Show every line below where "Remove" can be found.

• **Supplied data**
================================
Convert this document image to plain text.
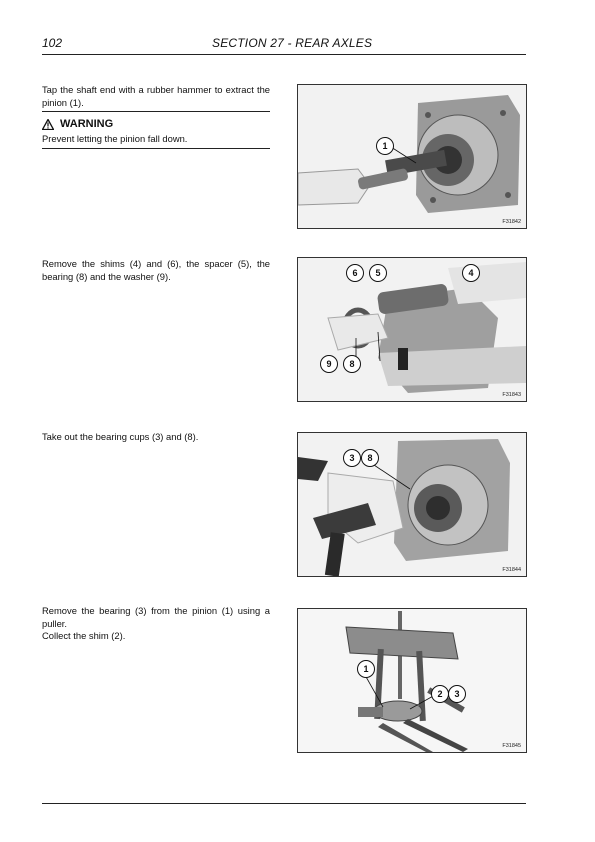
102	SECTION 27 - REAR AXLES
Tap the shaft end with a rubber hammer to extract the pinion (1).
WARNING
Prevent letting the pinion fall down.
1
F31842
Remove the shims (4) and (6), the spacer (5), the bearing (8) and the washer (9).	6	5	4
9	8
F31843
Take out the bearing cups (3) and (8).
3	8
F31844
Remove the bearing (3) from the pinion (1) using a puller.
Collect the shim (2).
1
2	3
F31845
================================
• **Solution to the problem**
Remove the shims (4) and (6), the spacer (5), the bearing (8) and the washer (9).	6	5	4
Remove the bearing (3) from the pinion (1) using a puller.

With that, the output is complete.